**GOAL**
Write every line out verbatim and omit the pictures.

━━━━━━━━━━━━━━━━

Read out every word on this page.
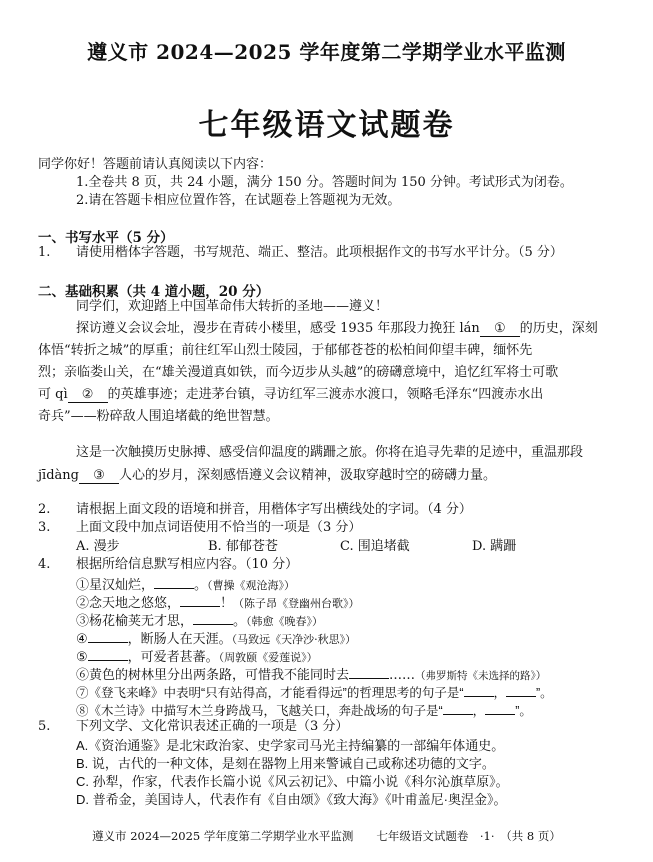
遵义市 2024—2025 学年度第二学期学业水平监测
七年级语文试题卷
同学你好！答题前请认真阅读以下内容：
1.全卷共 8 页，共 24 小题，满分 150 分。答题时间为 150 分钟。考试形式为闭卷。
2.请在答题卡相应位置作答，在试题卷上答题视为无效。
一、书写水平（5 分）
1. 请使用楷体字答题，书写规范、端正、整洁。此项根据作文的书写水平计分。（5 分）
二、基础积累（共 4 道小题，20 分）
同学们，欢迎踏上中国革命伟大转折的圣地——遵义！
探访遵义会议会址，漫步在青砖小楼里，感受 1935 年那段力挽狂 lán ① 的历史，深刻
体悟“转折之城”的厚重；前往红军山烈士陵园，于郁郁苍苍的松柏间仰望丰碑，缅怀先
烈；亲临娄山关，在“雄关漫道真如铁，而今迈步从头越”的磅礴意境中，追忆红军将士可歌
可 qì ② 的英雄事迹；走进茅台镇，寻访红军三渡赤水渡口，领略毛泽东“四渡赤水出
奇兵”——粉碎敌人围追堵截的绝世智慧。
这是一次触摸历史脉搏、感受信仰温度的蹒跚之旅。你将在追寻先辈的足迹中，重温那段
jīdàng ③ 人心的岁月，深刻感悟遵义会议精神，汲取穿越时空的磅礴力量。
2. 请根据上面文段的语境和拼音，用楷体字写出横线处的字词。（4 分）
3. 上面文段中加点词语使用不恰当的一项是（3 分）
A. 漫步	B. 郁郁苍苍	C. 围追堵截	D. 蹒跚
4. 根据所给信息默写相应内容。（10 分）
①星汉灿烂，	。（曹操《观沧海》）
②念天地之悠悠，	！（陈子昂《登幽州台歌》）
③杨花榆荚无才思，	。（韩愈《晚春》）
④	，断肠人在天涯。（马致远《天净沙·秋思》）
⑤	，可爱者甚蕃。（周敦颐《爱莲说》）
⑥黄色的树林里分出两条路，可惜我不能同时去	……（弗罗斯特《未选择的路》）
⑦《登飞来峰》中表明“只有站得高，才能看得远”的哲理思考的句子是“ ， ”。
⑧《木兰诗》中描写木兰身跨战马，飞越关口，奔赴战场的句子是“ ， ”。
5. 下列文学、文化常识表述正确的一项是（3 分）
A.《资治通鉴》是北宋政治家、史学家司马光主持编纂的一部编年体通史。
B. 说，古代的一种文体，是刻在器物上用来警诫自己或称述功德的文字。
C. 孙犁，作家，代表作长篇小说《风云初记》、中篇小说《科尔沁旗草原》。
D. 普希金，美国诗人，代表作有《自由颂》《致大海》《叶甫盖尼·奥涅金》。
遵义市 2024—2025 学年度第二学期学业水平监测　　七年级语文试题卷　·1·　（共 8 页）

━━━━━━━━━━━━━━━━

**RESPONSE TO THIS EXERCISE**
Read out every word on this page.
遵义市 2024—2025 学年度第二学期学业水平监测
七年级语文试题卷
同学你好！答题前请认真阅读以下内容：
1.全卷共 8 页，共 24 小题，满分 150 分。答题时间为 150 分钟。考试形式为闭卷。
2.请在答题卡相应位置作答，在试题卷上答题视为无效。
一、书写水平（5 分）
1. 请使用楷体字答题，书写规范、端正、整洁。此项根据作文的书写水平计分。（5 分）
二、基础积累（共 4 道小题，20 分）
同学们，欢迎踏上中国革命伟大转折的圣地——遵义！
探访遵义会议会址，漫步在青砖小楼里，感受 1935 年那段力挽狂 lán ① 的历史，深刻
体悟“转折之城”的厚重；前往红军山烈士陵园，于郁郁苍苍的松柏间仰望丰碑，缅怀先
烈；亲临娄山关，在“雄关漫道真如铁，而今迈步从头越”的磅礴意境中，追忆红军将士可歌
可 qì ② 的英雄事迹；走进茅台镇，寻访红军三渡赤水渡口，领略毛泽东“四渡赤水出
奇兵”——粉碎敌人围追堵截的绝世智慧。
这是一次触摸历史脉搏、感受信仰温度的蹒跚之旅。你将在追寻先辈的足迹中，重温那段
jīdàng ③ 人心的岁月，深刻感悟遵义会议精神，汲取穿越时空的磅礴力量。
2. 请根据上面文段的语境和拼音，用楷体字写出横线处的字词。（4 分）
3. 上面文段中加点词语使用不恰当的一项是（3 分）
A. 漫步	B. 郁郁苍苍	C. 围追堵截	D. 蹒跚
4. 根据所给信息默写相应内容。（10 分）
①星汉灿烂，	。（曹操《观沧海》）
②念天地之悠悠，	！（陈子昂《登幽州台歌》）
③杨花榆荚无才思，	。（韩愈《晚春》）
④	，断肠人在天涯。（马致远《天净沙·秋思》）
⑤	，可爱者甚蕃。（周敦颐《爱莲说》）
⑥黄色的树林里分出两条路，可惜我不能同时去	……（弗罗斯特《未选择的路》）
⑦《登飞来峰》中表明“只有站得高，才能看得远”的哲理思考的句子是“ ， ”。
⑧《木兰诗》中描写木兰身跨战马，飞越关口，奔赴战场的句子是“ ， ”。
5. 下列文学、文化常识表述正确的一项是（3 分）
A.《资治通鉴》是北宋政治家、史学家司马光主持编纂的一部编年体通史。
B. 说，古代的一种文体，是刻在器物上用来警诫自己或称述功德的文字。
C. 孙犁，作家，代表作长篇小说《风云初记》、中篇小说《科尔沁旗草原》。
D. 普希金，美国诗人，代表作有《自由颂》《致大海》《叶甫盖尼·奥涅金》。
遵义市 2024—2025 学年度第二学期学业水平监测　　七年级语文试题卷　·1·　（共 8 页）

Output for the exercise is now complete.